▶ **TASK DETAILS**
Pictures do not belong in the copy; restate the records below word for word.
▬▬▬
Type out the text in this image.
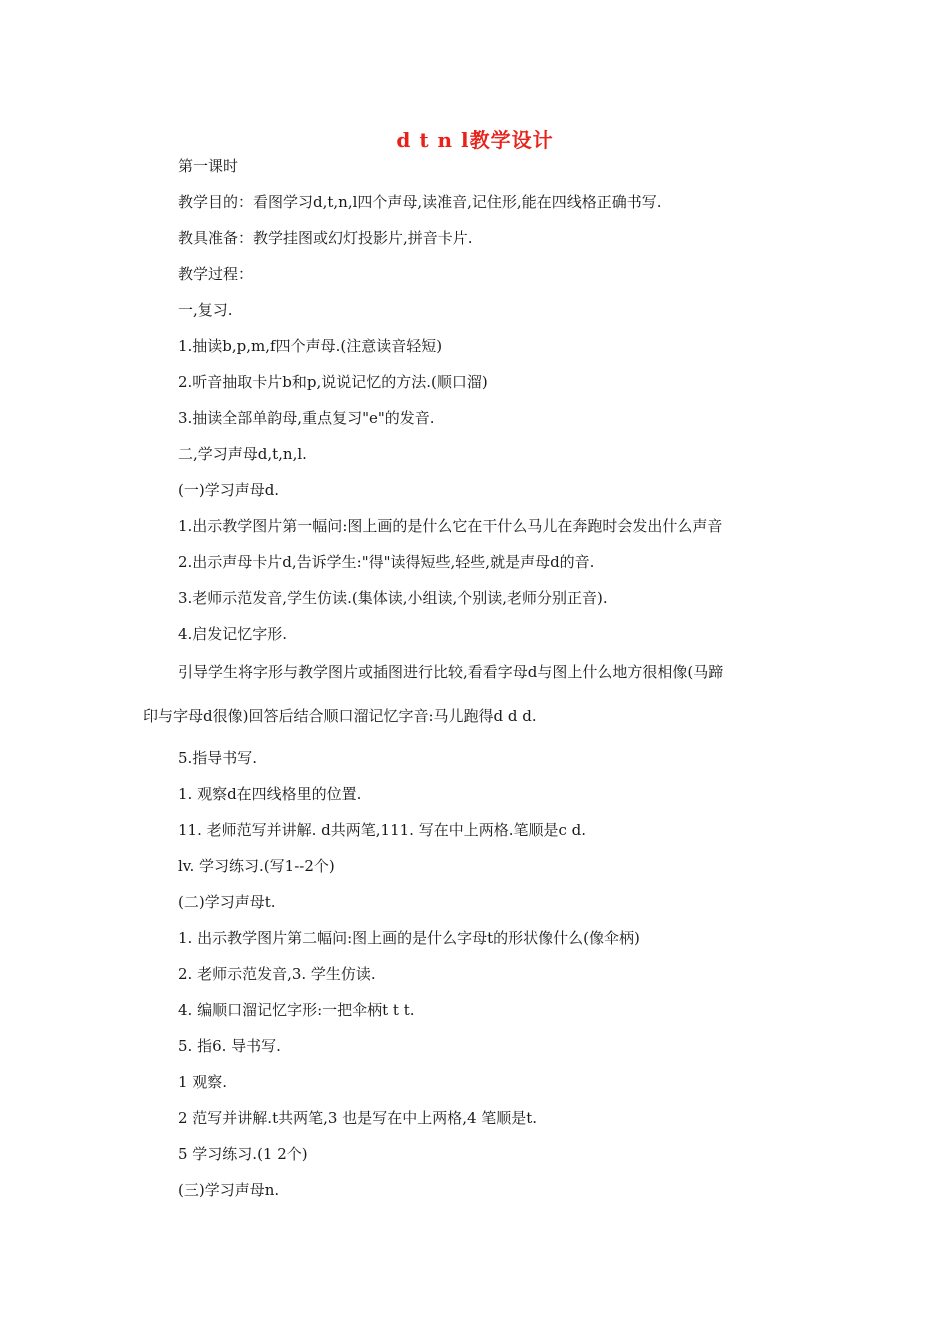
d t n l教学设计
第一课时
教学目的：看图学习d,t,n,l四个声母,读准音,记住形,能在四线格正确书写.
教具准备：教学挂图或幻灯投影片,拼音卡片.
教学过程：
一,复习.
1.抽读b,p,m,f四个声母.(注意读音轻短)
2.听音抽取卡片b和p,说说记忆的方法.(顺口溜)
3.抽读全部单韵母,重点复习"e"的发音.
二,学习声母d,t,n,l.
(一)学习声母d.
1.出示教学图片第一幅问:图上画的是什么它在干什么马儿在奔跑时会发出什么声音
2.出示声母卡片d,告诉学生:"得"读得短些,轻些,就是声母d的音.
3.老师示范发音,学生仿读.(集体读,小组读,个别读,老师分别正音).
4.启发记忆字形.
引导学生将字形与教学图片或插图进行比较,看看字母d与图上什么地方很相像(马蹄
印与字母d很像)回答后结合顺口溜记忆字音:马儿跑得d d d.
5.指导书写.
1. 观察d在四线格里的位置.
11. 老师范写并讲解. d共两笔,111. 写在中上两格.笔顺是c d.
lv. 学习练习.(写1--2个)
(二)学习声母t.
1. 出示教学图片第二幅问:图上画的是什么字母t的形状像什么(像伞柄)
2. 老师示范发音,3. 学生仿读.
4. 编顺口溜记忆字形:一把伞柄t t t.
5. 指6. 导书写.
1 观察.
2 范写并讲解.t共两笔,3 也是写在中上两格,4 笔顺是t.
5 学习练习.(1 2个)
(三)学习声母n.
▬▬▬
▶ **TASK OUTPUT**
Type out the text in this image.
d t n l教学设计
第一课时
教学目的：看图学习d,t,n,l四个声母,读准音,记住形,能在四线格正确书写.
教具准备：教学挂图或幻灯投影片,拼音卡片.
教学过程：
一,复习.
1.抽读b,p,m,f四个声母.(注意读音轻短)
2.听音抽取卡片b和p,说说记忆的方法.(顺口溜)
3.抽读全部单韵母,重点复习"e"的发音.
二,学习声母d,t,n,l.
(一)学习声母d.
1.出示教学图片第一幅问:图上画的是什么它在干什么马儿在奔跑时会发出什么声音
2.出示声母卡片d,告诉学生:"得"读得短些,轻些,就是声母d的音.
3.老师示范发音,学生仿读.(集体读,小组读,个别读,老师分别正音).
4.启发记忆字形.
引导学生将字形与教学图片或插图进行比较,看看字母d与图上什么地方很相像(马蹄
印与字母d很像)回答后结合顺口溜记忆字音:马儿跑得d d d.
5.指导书写.
1. 观察d在四线格里的位置.
11. 老师范写并讲解. d共两笔,111. 写在中上两格.笔顺是c d.
lv. 学习练习.(写1--2个)
(二)学习声母t.
1. 出示教学图片第二幅问:图上画的是什么字母t的形状像什么(像伞柄)
2. 老师示范发音,3. 学生仿读.
4. 编顺口溜记忆字形:一把伞柄t t t.
5. 指6. 导书写.
1 观察.
2 范写并讲解.t共两笔,3 也是写在中上两格,4 笔顺是t.
5 学习练习.(1 2个)
(三)学习声母n.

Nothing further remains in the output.